EXERCISE TASK ->
Wherever the word "Windows" shows up in a line, please copy that line.

Entries taken from a collection
^^^^
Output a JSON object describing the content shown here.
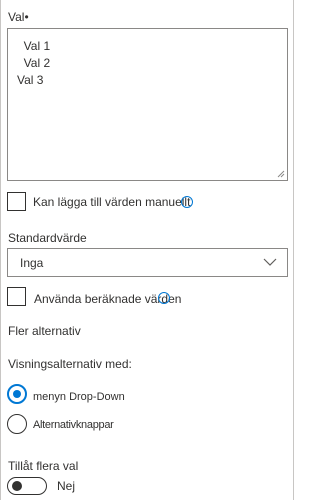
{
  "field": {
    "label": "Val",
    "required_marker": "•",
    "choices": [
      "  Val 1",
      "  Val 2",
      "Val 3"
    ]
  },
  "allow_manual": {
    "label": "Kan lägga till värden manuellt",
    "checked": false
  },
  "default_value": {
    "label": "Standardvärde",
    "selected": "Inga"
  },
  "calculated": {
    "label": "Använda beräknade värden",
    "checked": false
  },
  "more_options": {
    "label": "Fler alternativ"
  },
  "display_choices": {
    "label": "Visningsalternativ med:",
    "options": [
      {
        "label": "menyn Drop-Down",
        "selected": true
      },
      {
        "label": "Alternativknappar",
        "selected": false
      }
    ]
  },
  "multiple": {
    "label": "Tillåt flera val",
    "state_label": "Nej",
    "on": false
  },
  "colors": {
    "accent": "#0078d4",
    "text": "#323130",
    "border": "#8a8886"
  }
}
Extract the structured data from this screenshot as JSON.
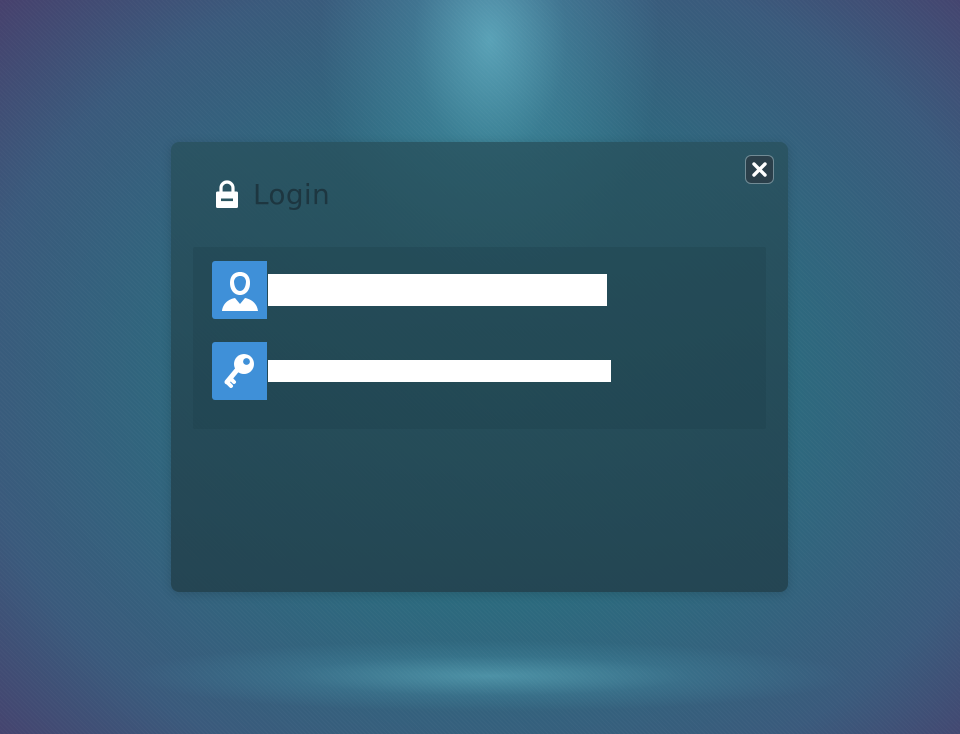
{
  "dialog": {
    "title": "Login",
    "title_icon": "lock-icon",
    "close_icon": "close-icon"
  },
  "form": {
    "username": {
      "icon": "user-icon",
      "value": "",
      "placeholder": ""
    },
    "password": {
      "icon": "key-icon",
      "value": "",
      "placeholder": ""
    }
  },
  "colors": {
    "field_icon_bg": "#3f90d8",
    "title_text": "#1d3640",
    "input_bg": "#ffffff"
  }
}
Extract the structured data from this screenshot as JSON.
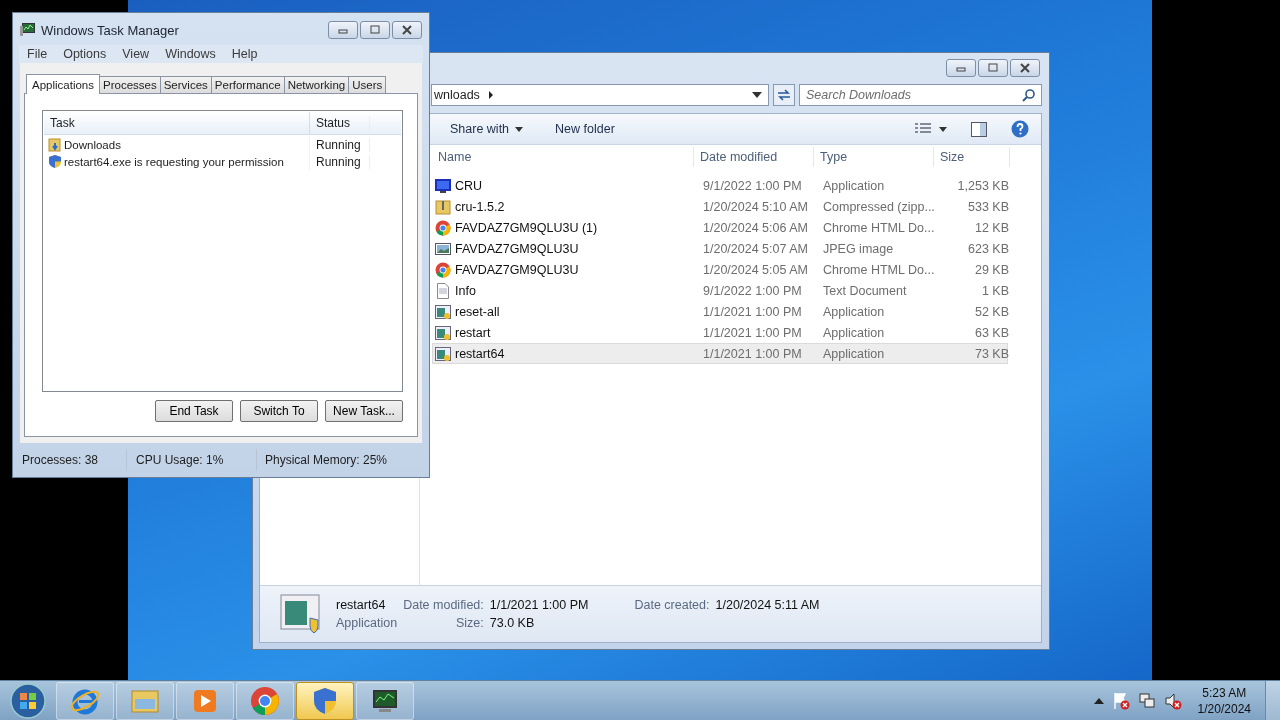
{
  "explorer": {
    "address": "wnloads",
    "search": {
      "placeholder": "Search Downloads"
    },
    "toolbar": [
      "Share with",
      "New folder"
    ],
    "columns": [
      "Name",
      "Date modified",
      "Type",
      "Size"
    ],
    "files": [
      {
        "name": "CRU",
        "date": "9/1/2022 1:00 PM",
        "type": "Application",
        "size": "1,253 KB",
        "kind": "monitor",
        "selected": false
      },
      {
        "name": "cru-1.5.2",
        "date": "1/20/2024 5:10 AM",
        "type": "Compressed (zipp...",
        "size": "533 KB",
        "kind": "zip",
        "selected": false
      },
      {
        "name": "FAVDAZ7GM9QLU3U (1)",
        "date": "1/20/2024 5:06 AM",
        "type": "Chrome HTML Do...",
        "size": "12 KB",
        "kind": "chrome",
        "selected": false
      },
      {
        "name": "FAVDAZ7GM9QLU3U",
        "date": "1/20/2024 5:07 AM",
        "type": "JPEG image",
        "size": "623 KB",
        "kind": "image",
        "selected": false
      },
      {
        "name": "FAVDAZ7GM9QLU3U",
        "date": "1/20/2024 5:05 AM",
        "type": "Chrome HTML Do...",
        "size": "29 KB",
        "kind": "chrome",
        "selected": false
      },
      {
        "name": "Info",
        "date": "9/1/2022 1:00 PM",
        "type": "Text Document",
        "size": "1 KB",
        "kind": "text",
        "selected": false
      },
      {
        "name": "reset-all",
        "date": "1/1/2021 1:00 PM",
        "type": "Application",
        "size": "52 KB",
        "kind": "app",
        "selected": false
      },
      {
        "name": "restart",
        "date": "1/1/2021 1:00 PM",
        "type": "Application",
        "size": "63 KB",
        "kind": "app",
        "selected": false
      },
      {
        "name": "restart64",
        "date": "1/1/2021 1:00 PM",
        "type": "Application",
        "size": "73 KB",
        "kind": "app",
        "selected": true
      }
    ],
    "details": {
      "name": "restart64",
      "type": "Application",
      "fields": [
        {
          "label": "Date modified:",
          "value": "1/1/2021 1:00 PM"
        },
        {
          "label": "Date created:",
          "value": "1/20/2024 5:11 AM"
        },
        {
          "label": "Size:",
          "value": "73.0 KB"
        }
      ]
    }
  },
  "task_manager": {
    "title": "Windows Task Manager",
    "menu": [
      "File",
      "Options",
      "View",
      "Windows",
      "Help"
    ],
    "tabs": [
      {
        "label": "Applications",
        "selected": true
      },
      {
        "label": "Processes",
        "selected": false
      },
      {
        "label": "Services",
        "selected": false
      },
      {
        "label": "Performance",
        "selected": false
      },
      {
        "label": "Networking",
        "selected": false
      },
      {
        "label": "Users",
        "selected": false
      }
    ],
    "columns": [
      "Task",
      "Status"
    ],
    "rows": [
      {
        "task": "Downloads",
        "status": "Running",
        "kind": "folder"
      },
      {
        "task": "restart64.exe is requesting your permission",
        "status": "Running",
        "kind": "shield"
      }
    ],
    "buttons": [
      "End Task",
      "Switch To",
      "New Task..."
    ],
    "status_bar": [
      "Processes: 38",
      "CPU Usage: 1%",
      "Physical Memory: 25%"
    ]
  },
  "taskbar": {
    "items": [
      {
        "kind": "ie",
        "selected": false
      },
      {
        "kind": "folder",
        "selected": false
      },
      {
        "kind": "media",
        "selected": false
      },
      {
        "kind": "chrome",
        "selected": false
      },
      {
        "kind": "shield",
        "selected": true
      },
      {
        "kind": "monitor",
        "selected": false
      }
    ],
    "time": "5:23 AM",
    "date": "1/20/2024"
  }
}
^^^^
OUTPUT OF THE TASK ->
    "title": "Windows Task Manager",
      "Windows",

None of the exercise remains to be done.